Data for this task:
....

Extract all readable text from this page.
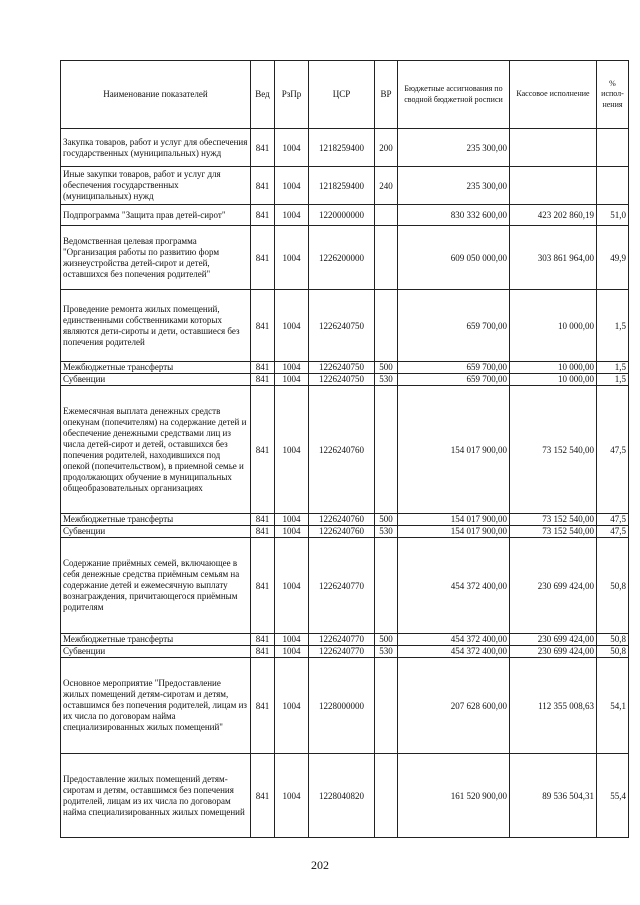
Наименование показателей	Вед	РзПр	ЦСР	ВР	Бюджетные ассигнования по сводной бюджетной росписи	Кассовое исполнение	% испол-нения
Закупка товаров, работ и услуг для обеспечения государственных (муниципальных) нужд	841	1004	1218259400	200	235 300,00		
Иные закупки товаров, работ и услуг для обеспечения государственных (муниципальных) нужд	841	1004	1218259400	240	235 300,00		
Подпрограмма "Защита прав детей-сирот"	841	1004	1220000000		830 332 600,00	423 202 860,19	51,0
Ведомственная целевая программа "Организация работы по развитию форм жизнеустройства детей-сирот и детей, оставшихся без попечения родителей"	841	1004	1226200000		609 050 000,00	303 861 964,00	49,9
Проведение ремонта жилых помещений, единственными собственниками которых являются дети-сироты и дети, оставшиеся без попечения родителей	841	1004	1226240750		659 700,00	10 000,00	1,5
Межбюджетные трансферты	841	1004	1226240750	500	659 700,00	10 000,00	1,5
Субвенции	841	1004	1226240750	530	659 700,00	10 000,00	1,5
Ежемесячная выплата денежных средств опекунам (попечителям) на содержание детей и обеспечение денежными средствами лиц из числа детей-сирот и детей, оставшихся без попечения родителей, находившихся под опекой (попечительством), в приемной семье и продолжающих обучение в муниципальных общеобразовательных организациях	841	1004	1226240760		154 017 900,00	73 152 540,00	47,5
Межбюджетные трансферты	841	1004	1226240760	500	154 017 900,00	73 152 540,00	47,5
Субвенции	841	1004	1226240760	530	154 017 900,00	73 152 540,00	47,5
Содержание приёмных семей, включающее в себя денежные средства приёмным семьям на содержание детей и ежемесячную выплату вознаграждения, причитающегося приёмным родителям	841	1004	1226240770		454 372 400,00	230 699 424,00	50,8
Межбюджетные трансферты	841	1004	1226240770	500	454 372 400,00	230 699 424,00	50,8
Субвенции	841	1004	1226240770	530	454 372 400,00	230 699 424,00	50,8
Основное мероприятие "Предоставление жилых помещений детям-сиротам и детям, оставшимся без попечения родителей, лицам из их числа по договорам найма специализированных жилых помещений"	841	1004	1228000000		207 628 600,00	112 355 008,63	54,1
Предоставление жилых помещений детям-сиротам и детям, оставшимся без попечения родителей, лицам из их числа по договорам найма специализированных жилых помещений	841	1004	1228040820		161 520 900,00	89 536 504,31	55,4
202
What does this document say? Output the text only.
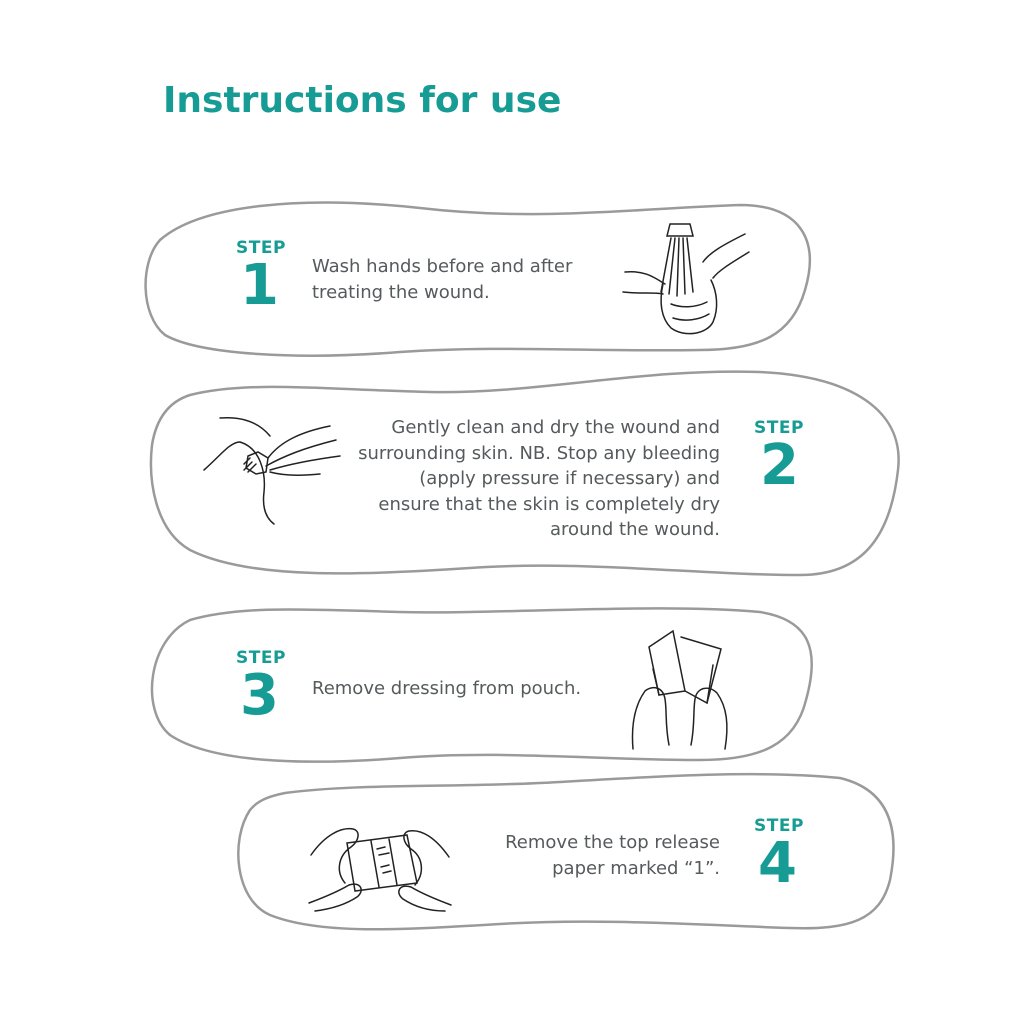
Instructions for use
STEP
1 Wash hands before and after treating the wound.
STEP
2
Gently clean and dry the wound and surrounding skin. NB. Stop any bleeding (apply pressure if necessary) and ensure that the skin is completely dry around the wound.
STEP
3 Remove dressing from pouch.
STEP
4
Remove the top release paper marked “1”.
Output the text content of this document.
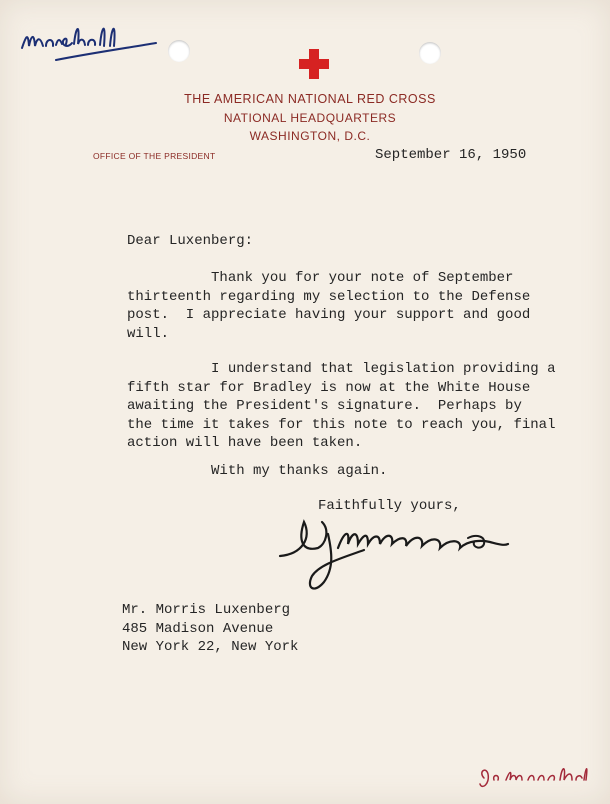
THE AMERICAN NATIONAL RED CROSS
NATIONAL HEADQUARTERS
WASHINGTON, D.C.
OFFICE OF THE PRESIDENT	September 16, 1950
Dear Luxenberg:
Thank you for your note of September
thirteenth regarding my selection to the Defense
post.  I appreciate having your support and good
will.
I understand that legislation providing a
fifth star for Bradley is now at the White House
awaiting the President's signature.  Perhaps by
the time it takes for this note to reach you, final
action will have been taken.
With my thanks again.
Faithfully yours,
Mr. Morris Luxenberg
485 Madison Avenue
New York 22, New York
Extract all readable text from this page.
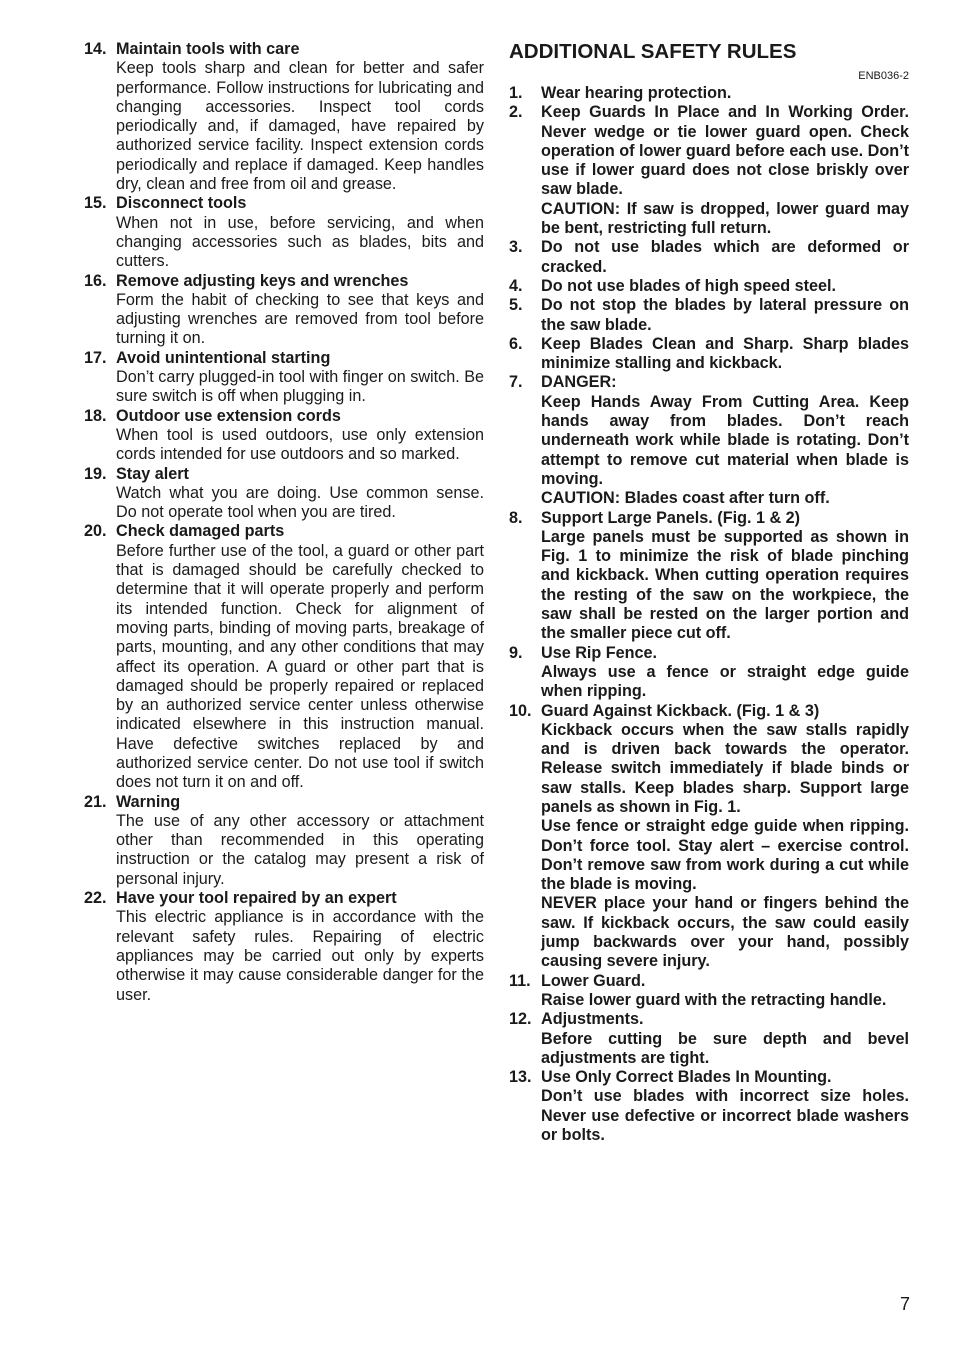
14. Maintain tools with care
Keep tools sharp and clean for better and safer performance. Follow instructions for lubricating and changing accessories. Inspect tool cords periodically and, if damaged, have repaired by authorized service facility. Inspect extension cords periodically and replace if damaged. Keep handles dry, clean and free from oil and grease.
15. Disconnect tools
When not in use, before servicing, and when changing accessories such as blades, bits and cutters.
16. Remove adjusting keys and wrenches
Form the habit of checking to see that keys and adjusting wrenches are removed from tool before turning it on.
17. Avoid unintentional starting
Don’t carry plugged-in tool with finger on switch. Be sure switch is off when plugging in.
18. Outdoor use extension cords
When tool is used outdoors, use only extension cords intended for use outdoors and so marked.
19. Stay alert
Watch what you are doing. Use common sense. Do not operate tool when you are tired.
20. Check damaged parts
Before further use of the tool, a guard or other part that is damaged should be carefully checked to determine that it will operate properly and perform its intended function. Check for alignment of moving parts, binding of moving parts, breakage of parts, mounting, and any other conditions that may affect its operation. A guard or other part that is damaged should be properly repaired or replaced by an authorized service center unless otherwise indicated elsewhere in this instruction manual. Have defective switches replaced by and authorized service center. Do not use tool if switch does not turn it on and off.
21. Warning
The use of any other accessory or attachment other than recommended in this operating instruction or the catalog may present a risk of personal injury.
22. Have your tool repaired by an expert
This electric appliance is in accordance with the relevant safety rules. Repairing of electric appliances may be carried out only by experts otherwise it may cause considerable danger for the user.
ADDITIONAL SAFETY RULES
ENB036-2
1.	Wear hearing protection.
2.	Keep Guards In Place and In Working Order. Never wedge or tie lower guard open. Check operation of lower guard before each use. Don’t use if lower guard does not close briskly over saw blade.
CAUTION: If saw is dropped, lower guard may be bent, restricting full return.
3.	Do not use blades which are deformed or cracked.
4.	Do not use blades of high speed steel.
5.	Do not stop the blades by lateral pressure on the saw blade.
6.	Keep Blades Clean and Sharp. Sharp blades minimize stalling and kickback.
7.	DANGER:
Keep Hands Away From Cutting Area. Keep hands away from blades. Don’t reach underneath work while blade is rotating. Don’t attempt to remove cut material when blade is moving.
CAUTION: Blades coast after turn off.
8.	Support Large Panels. (Fig. 1 & 2)
Large panels must be supported as shown in Fig. 1 to minimize the risk of blade pinching and kickback. When cutting operation requires the resting of the saw on the workpiece, the saw shall be rested on the larger portion and the smaller piece cut off.
9.	Use Rip Fence.
Always use a fence or straight edge guide when ripping.
10. Guard Against Kickback. (Fig. 1 & 3)
Kickback occurs when the saw stalls rapidly and is driven back towards the operator. Release switch immediately if blade binds or saw stalls. Keep blades sharp. Support large panels as shown in Fig. 1.
Use fence or straight edge guide when ripping. Don’t force tool. Stay alert – exercise control. Don’t remove saw from work during a cut while the blade is moving.
NEVER place your hand or fingers behind the saw. If kickback occurs, the saw could easily jump backwards over your hand, possibly causing severe injury.
11. Lower Guard.
Raise lower guard with the retracting handle.
12. Adjustments.
Before cutting be sure depth and bevel adjustments are tight.
13. Use Only Correct Blades In Mounting.
Don’t use blades with incorrect size holes. Never use defective or incorrect blade washers or bolts.
7
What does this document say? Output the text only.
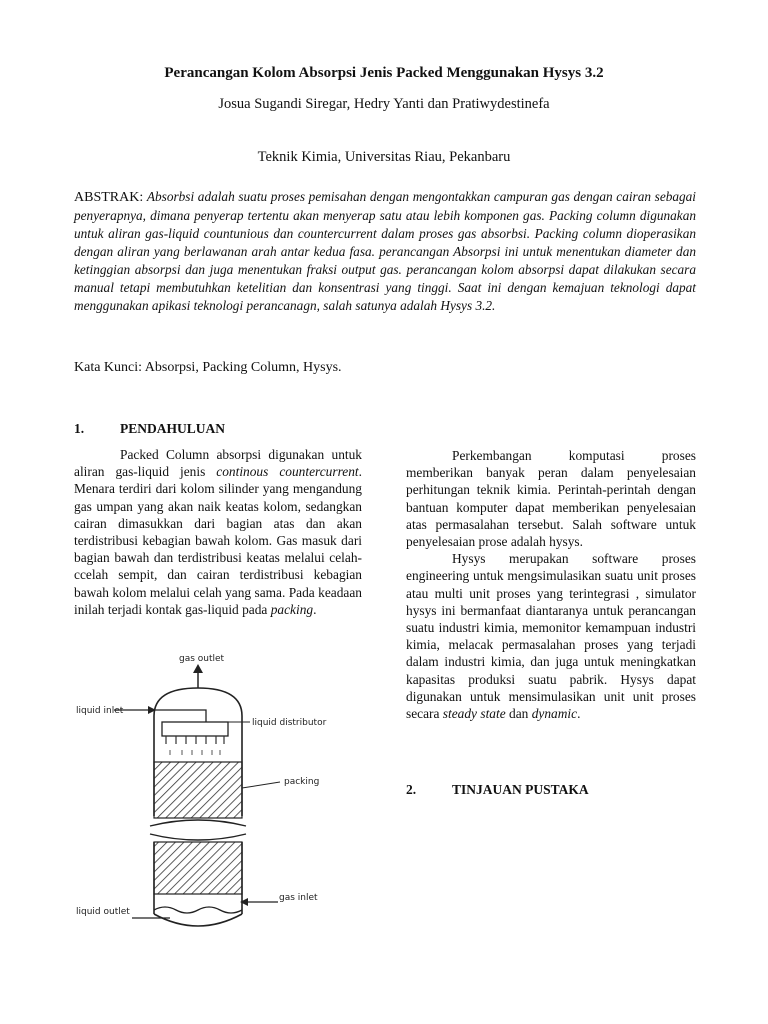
Perancangan Kolom Absorpsi Jenis Packed Menggunakan Hysys 3.2
Josua Sugandi Siregar, Hedry Yanti dan Pratiwydestinefa
Teknik Kimia, Universitas Riau, Pekanbaru
ABSTRAK: Absorbsi adalah suatu proses pemisahan dengan mengontakkan campuran gas dengan cairan sebagai penyerapnya, dimana penyerap tertentu akan menyerap satu atau lebih komponen gas. Packing column digunakan untuk aliran gas-liquid countunious dan countercurrent dalam proses gas absorbsi. Packing column dioperasikan dengan aliran yang berlawanan arah antar kedua fasa. perancangan Absorpsi ini untuk menentukan diameter dan ketinggian absorpsi dan juga menentukan fraksi output gas. perancangan kolom absorpsi dapat dilakukan secara manual tetapi membutuhkan ketelitian dan konsentrasi yang tinggi. Saat ini dengan kemajuan teknologi dapat menggunakan apikasi teknologi perancanagn, salah satunya adalah Hysys 3.2.
Kata Kunci: Absorpsi, Packing Column, Hysys.
1.	PENDAHULUAN

Packed Column absorpsi digunakan untuk aliran gas-liquid jenis continous countercurrent. Menara terdiri dari kolom silinder yang mengandung gas umpan yang akan naik keatas kolom, sedangkan cairan dimasukkan dari bagian atas dan akan terdistribusi kebagian bawah kolom. Gas masuk dari bagian bawah dan terdistribusi keatas melalui celah-ccelah sempit, dan cairan terdistribusi kebagian bawah kolom melalui celah yang sama. Pada keadaan inilah terjadi kontak gas-liquid pada packing.

Perkembangan komputasi proses memberikan banyak peran dalam penyelesaian perhitungan teknik kimia. Perintah-perintah dengan bantuan komputer dapat memberikan penyelesaian atas permasalahan tersebut. Salah software untuk penyelesaian prose adalah hysys.

Hysys merupakan software proses engineering untuk mengsimulasikan suatu unit proses atau multi unit proses yang terintegrasi , simulator hysys ini bermanfaat diantaranya untuk perancangan suatu industri kimia, memonitor kemampuan industri kimia, melacak permasalahan proses yang terjadi dalam industri kimia, dan juga untuk meningkatkan kapasitas produksi suatu pabrik. Hysys dapat digunakan untuk mensimulasikan unit unit proses secara steady state dan dynamic.

2.	TINJAUAN PUSTAKA
gas outlet
liquid inlet
liquid distributor
packing
gas inlet
liquid outlet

....

Stated exercise:
Lines containing the word "Stay" must all be returned from the material above.

Solution:
19. Stay alert
Use fence or straight edge guide when ripping. Don’t force tool. Stay alert – exercise control. Don’t remove saw from work during a cut while the blade is moving.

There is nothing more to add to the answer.